Dataset entries:
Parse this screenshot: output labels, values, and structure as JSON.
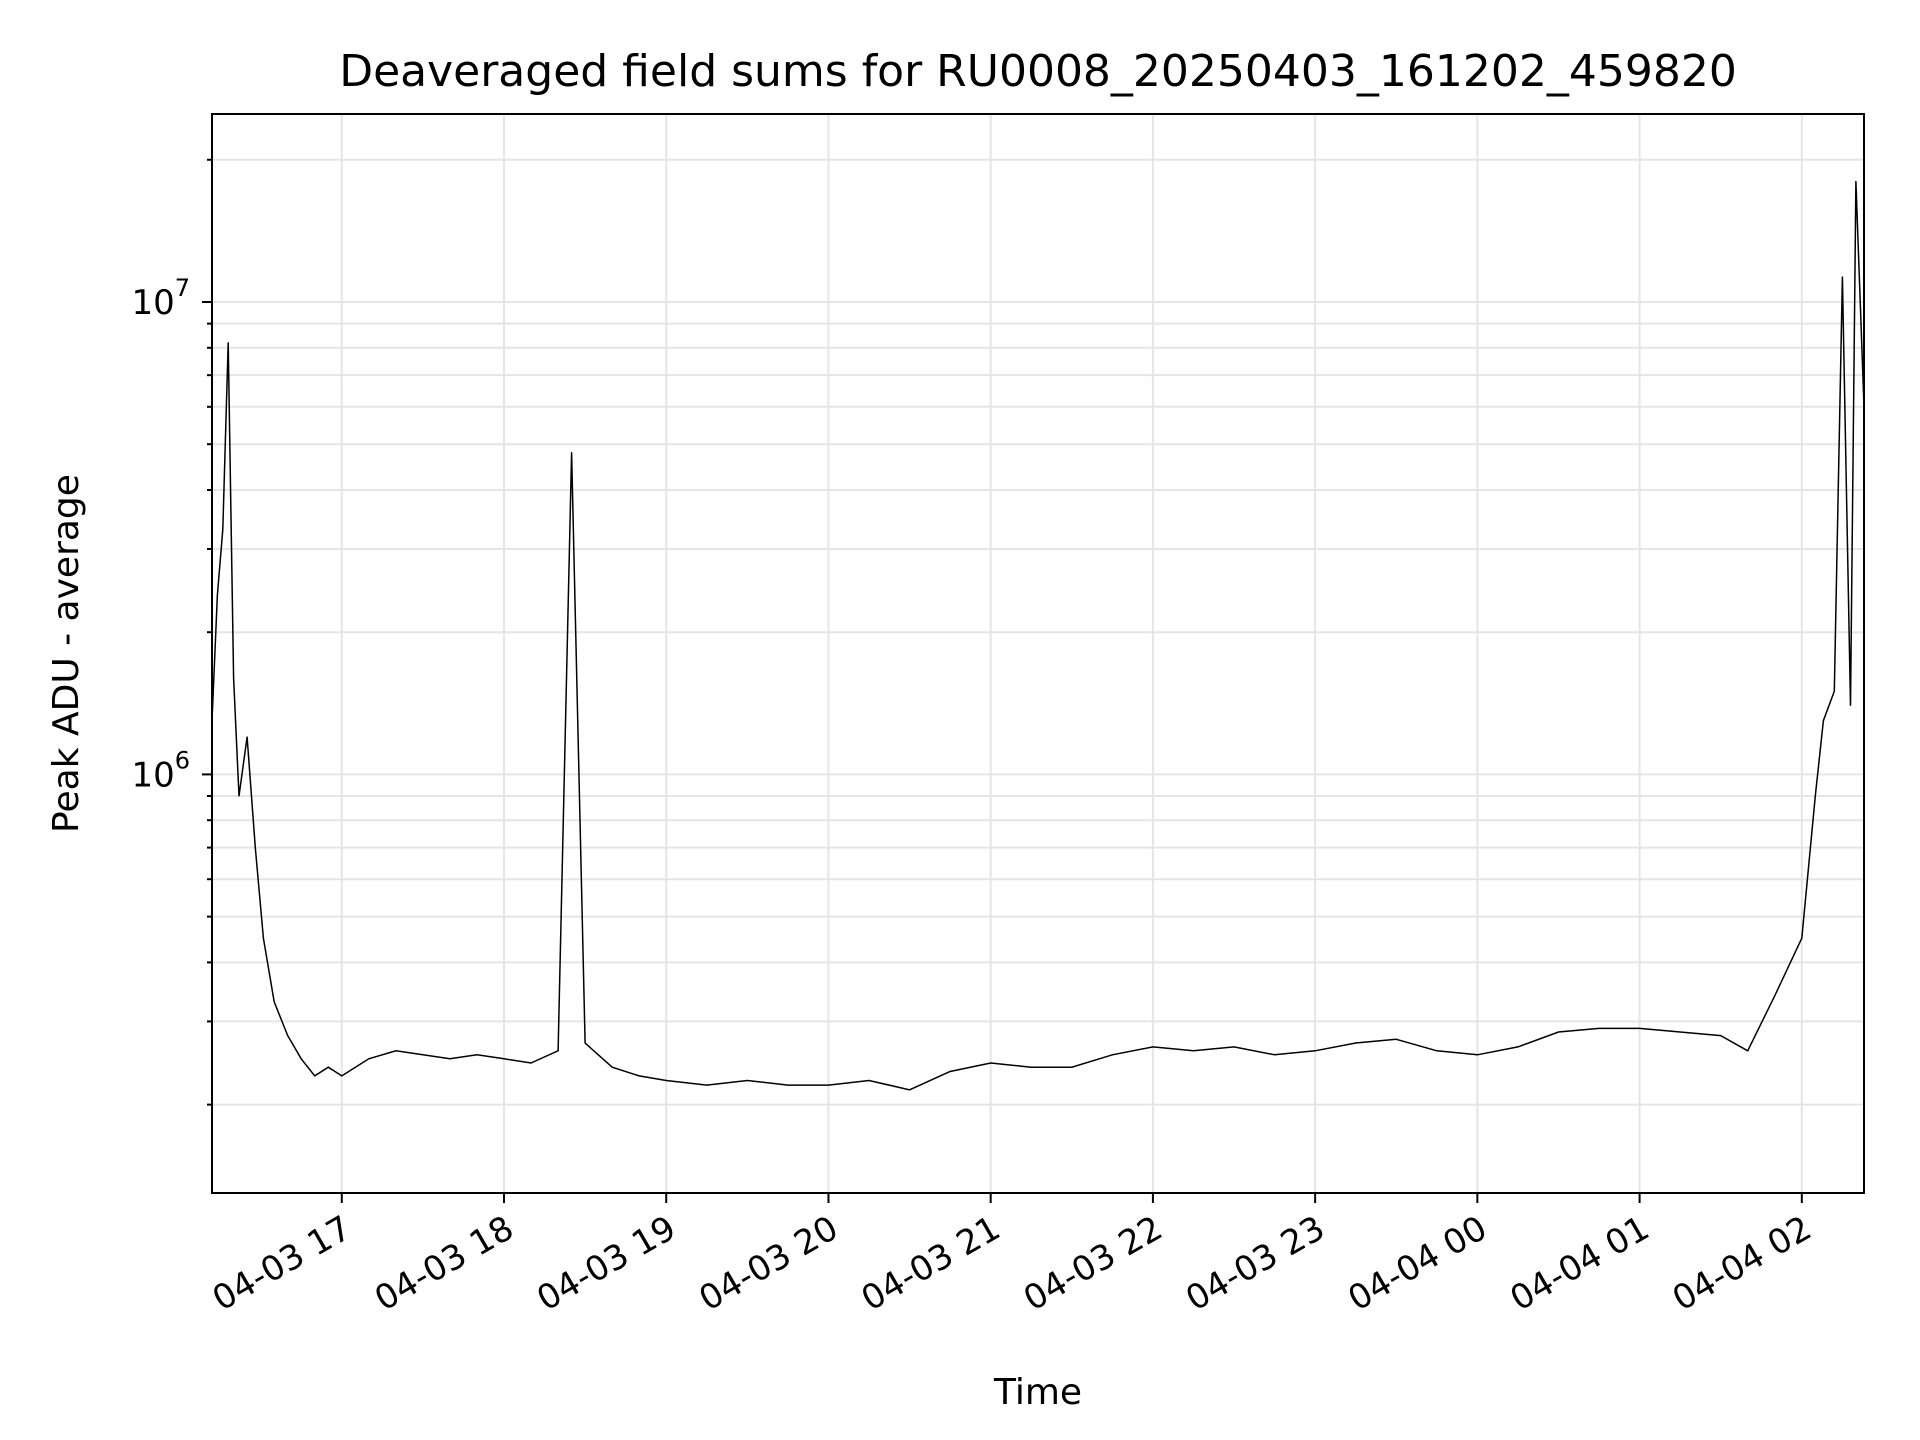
{
  "chart_data": {
    "type": "line",
    "title": "Deaveraged field sums for RU0008_20250403_161202_459820",
    "xlabel": "Time",
    "ylabel": "Peak ADU - average",
    "yscale": "log",
    "ylim": [
      130000,
      25000000
    ],
    "xlim": [
      "2025-04-03 16:12",
      "2025-04-04 02:23"
    ],
    "grid": true,
    "legend": "none",
    "colors": {
      "line": "#000000",
      "grid": "#e5e5e5",
      "frame": "#000000"
    },
    "x_ticks": [
      {
        "t": "2025-04-03 17:00",
        "label": "04-03 17"
      },
      {
        "t": "2025-04-03 18:00",
        "label": "04-03 18"
      },
      {
        "t": "2025-04-03 19:00",
        "label": "04-03 19"
      },
      {
        "t": "2025-04-03 20:00",
        "label": "04-03 20"
      },
      {
        "t": "2025-04-03 21:00",
        "label": "04-03 21"
      },
      {
        "t": "2025-04-03 22:00",
        "label": "04-03 22"
      },
      {
        "t": "2025-04-03 23:00",
        "label": "04-03 23"
      },
      {
        "t": "2025-04-04 00:00",
        "label": "04-04 00"
      },
      {
        "t": "2025-04-04 01:00",
        "label": "04-04 01"
      },
      {
        "t": "2025-04-04 02:00",
        "label": "04-04 02"
      }
    ],
    "y_major_ticks": [
      {
        "value": 1000000,
        "base": "10",
        "exp": "6"
      },
      {
        "value": 10000000,
        "base": "10",
        "exp": "7"
      }
    ],
    "series": [
      {
        "points": [
          [
            "2025-04-03 16:12",
            1300000
          ],
          [
            "2025-04-03 16:14",
            2400000
          ],
          [
            "2025-04-03 16:16",
            3300000
          ],
          [
            "2025-04-03 16:18",
            8200000
          ],
          [
            "2025-04-03 16:20",
            1600000
          ],
          [
            "2025-04-03 16:22",
            900000
          ],
          [
            "2025-04-03 16:25",
            1200000
          ],
          [
            "2025-04-03 16:28",
            700000
          ],
          [
            "2025-04-03 16:31",
            450000
          ],
          [
            "2025-04-03 16:35",
            330000
          ],
          [
            "2025-04-03 16:40",
            280000
          ],
          [
            "2025-04-03 16:45",
            250000
          ],
          [
            "2025-04-03 16:50",
            230000
          ],
          [
            "2025-04-03 16:55",
            240000
          ],
          [
            "2025-04-03 17:00",
            230000
          ],
          [
            "2025-04-03 17:10",
            250000
          ],
          [
            "2025-04-03 17:20",
            260000
          ],
          [
            "2025-04-03 17:30",
            255000
          ],
          [
            "2025-04-03 17:40",
            250000
          ],
          [
            "2025-04-03 17:50",
            255000
          ],
          [
            "2025-04-03 18:00",
            250000
          ],
          [
            "2025-04-03 18:10",
            245000
          ],
          [
            "2025-04-03 18:20",
            260000
          ],
          [
            "2025-04-03 18:25",
            4800000
          ],
          [
            "2025-04-03 18:30",
            270000
          ],
          [
            "2025-04-03 18:40",
            240000
          ],
          [
            "2025-04-03 18:50",
            230000
          ],
          [
            "2025-04-03 19:00",
            225000
          ],
          [
            "2025-04-03 19:15",
            220000
          ],
          [
            "2025-04-03 19:30",
            225000
          ],
          [
            "2025-04-03 19:45",
            220000
          ],
          [
            "2025-04-03 20:00",
            220000
          ],
          [
            "2025-04-03 20:15",
            225000
          ],
          [
            "2025-04-03 20:30",
            215000
          ],
          [
            "2025-04-03 20:45",
            235000
          ],
          [
            "2025-04-03 21:00",
            245000
          ],
          [
            "2025-04-03 21:15",
            240000
          ],
          [
            "2025-04-03 21:30",
            240000
          ],
          [
            "2025-04-03 21:45",
            255000
          ],
          [
            "2025-04-03 22:00",
            265000
          ],
          [
            "2025-04-03 22:15",
            260000
          ],
          [
            "2025-04-03 22:30",
            265000
          ],
          [
            "2025-04-03 22:45",
            255000
          ],
          [
            "2025-04-03 23:00",
            260000
          ],
          [
            "2025-04-03 23:15",
            270000
          ],
          [
            "2025-04-03 23:30",
            275000
          ],
          [
            "2025-04-03 23:45",
            260000
          ],
          [
            "2025-04-04 00:00",
            255000
          ],
          [
            "2025-04-04 00:15",
            265000
          ],
          [
            "2025-04-04 00:30",
            285000
          ],
          [
            "2025-04-04 00:45",
            290000
          ],
          [
            "2025-04-04 01:00",
            290000
          ],
          [
            "2025-04-04 01:15",
            285000
          ],
          [
            "2025-04-04 01:30",
            280000
          ],
          [
            "2025-04-04 01:40",
            260000
          ],
          [
            "2025-04-04 01:50",
            340000
          ],
          [
            "2025-04-04 02:00",
            450000
          ],
          [
            "2025-04-04 02:05",
            900000
          ],
          [
            "2025-04-04 02:08",
            1300000
          ],
          [
            "2025-04-04 02:12",
            1500000
          ],
          [
            "2025-04-04 02:15",
            11300000
          ],
          [
            "2025-04-04 02:18",
            1400000
          ],
          [
            "2025-04-04 02:20",
            18000000
          ],
          [
            "2025-04-04 02:23",
            6000000
          ]
        ]
      }
    ]
  }
}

[WHAT TO WORK ON]
Using the material above, return every line exactly as it appears, minus the pictures.

[CORRECT RESULT]
Parse this screenshot: output labels, values, and structure as JSON.
{
  "chart_data": {
    "type": "line",
    "title": "Deaveraged field sums for RU0008_20250403_161202_459820",
    "xlabel": "Time",
    "ylabel": "Peak ADU - average",
    "yscale": "log",
    "ylim": [
      130000,
      25000000
    ],
    "xlim": [
      "2025-04-03 16:12",
      "2025-04-04 02:23"
    ],
    "grid": true,
    "legend": "none",
    "colors": {
      "line": "#000000",
      "grid": "#e5e5e5",
      "frame": "#000000"
    },
    "x_ticks": [
      {
        "t": "2025-04-03 17:00",
        "label": "04-03 17"
      },
      {
        "t": "2025-04-03 18:00",
        "label": "04-03 18"
      },
      {
        "t": "2025-04-03 19:00",
        "label": "04-03 19"
      },
      {
        "t": "2025-04-03 20:00",
        "label": "04-03 20"
      },
      {
        "t": "2025-04-03 21:00",
        "label": "04-03 21"
      },
      {
        "t": "2025-04-03 22:00",
        "label": "04-03 22"
      },
      {
        "t": "2025-04-03 23:00",
        "label": "04-03 23"
      },
      {
        "t": "2025-04-04 00:00",
        "label": "04-04 00"
      },
      {
        "t": "2025-04-04 01:00",
        "label": "04-04 01"
      },
      {
        "t": "2025-04-04 02:00",
        "label": "04-04 02"
      }
    ],
    "y_major_ticks": [
      {
        "value": 1000000,
        "base": "10",
        "exp": "6"
      },
      {
        "value": 10000000,
        "base": "10",
        "exp": "7"
      }
    ],
    "series": [
      {
        "points": [
          [
            "2025-04-03 16:12",
            1300000
          ],
          [
            "2025-04-03 16:14",
            2400000
          ],
          [
            "2025-04-03 16:16",
            3300000
          ],
          [
            "2025-04-03 16:18",
            8200000
          ],
          [
            "2025-04-03 16:20",
            1600000
          ],
          [
            "2025-04-03 16:22",
            900000
          ],
          [
            "2025-04-03 16:25",
            1200000
          ],
          [
            "2025-04-03 16:28",
            700000
          ],
          [
            "2025-04-03 16:31",
            450000
          ],
          [
            "2025-04-03 16:35",
            330000
          ],
          [
            "2025-04-03 16:40",
            280000
          ],
          [
            "2025-04-03 16:45",
            250000
          ],
          [
            "2025-04-03 16:50",
            230000
          ],
          [
            "2025-04-03 16:55",
            240000
          ],
          [
            "2025-04-03 17:00",
            230000
          ],
          [
            "2025-04-03 17:10",
            250000
          ],
          [
            "2025-04-03 17:20",
            260000
          ],
          [
            "2025-04-03 17:30",
            255000
          ],
          [
            "2025-04-03 17:40",
            250000
          ],
          [
            "2025-04-03 17:50",
            255000
          ],
          [
            "2025-04-03 18:00",
            250000
          ],
          [
            "2025-04-03 18:10",
            245000
          ],
          [
            "2025-04-03 18:20",
            260000
          ],
          [
            "2025-04-03 18:25",
            4800000
          ],
          [
            "2025-04-03 18:30",
            270000
          ],
          [
            "2025-04-03 18:40",
            240000
          ],
          [
            "2025-04-03 18:50",
            230000
          ],
          [
            "2025-04-03 19:00",
            225000
          ],
          [
            "2025-04-03 19:15",
            220000
          ],
          [
            "2025-04-03 19:30",
            225000
          ],
          [
            "2025-04-03 19:45",
            220000
          ],
          [
            "2025-04-03 20:00",
            220000
          ],
          [
            "2025-04-03 20:15",
            225000
          ],
          [
            "2025-04-03 20:30",
            215000
          ],
          [
            "2025-04-03 20:45",
            235000
          ],
          [
            "2025-04-03 21:00",
            245000
          ],
          [
            "2025-04-03 21:15",
            240000
          ],
          [
            "2025-04-03 21:30",
            240000
          ],
          [
            "2025-04-03 21:45",
            255000
          ],
          [
            "2025-04-03 22:00",
            265000
          ],
          [
            "2025-04-03 22:15",
            260000
          ],
          [
            "2025-04-03 22:30",
            265000
          ],
          [
            "2025-04-03 22:45",
            255000
          ],
          [
            "2025-04-03 23:00",
            260000
          ],
          [
            "2025-04-03 23:15",
            270000
          ],
          [
            "2025-04-03 23:30",
            275000
          ],
          [
            "2025-04-03 23:45",
            260000
          ],
          [
            "2025-04-04 00:00",
            255000
          ],
          [
            "2025-04-04 00:15",
            265000
          ],
          [
            "2025-04-04 00:30",
            285000
          ],
          [
            "2025-04-04 00:45",
            290000
          ],
          [
            "2025-04-04 01:00",
            290000
          ],
          [
            "2025-04-04 01:15",
            285000
          ],
          [
            "2025-04-04 01:30",
            280000
          ],
          [
            "2025-04-04 01:40",
            260000
          ],
          [
            "2025-04-04 01:50",
            340000
          ],
          [
            "2025-04-04 02:00",
            450000
          ],
          [
            "2025-04-04 02:05",
            900000
          ],
          [
            "2025-04-04 02:08",
            1300000
          ],
          [
            "2025-04-04 02:12",
            1500000
          ],
          [
            "2025-04-04 02:15",
            11300000
          ],
          [
            "2025-04-04 02:18",
            1400000
          ],
          [
            "2025-04-04 02:20",
            18000000
          ],
          [
            "2025-04-04 02:23",
            6000000
          ]
        ]
      }
    ]
  }
}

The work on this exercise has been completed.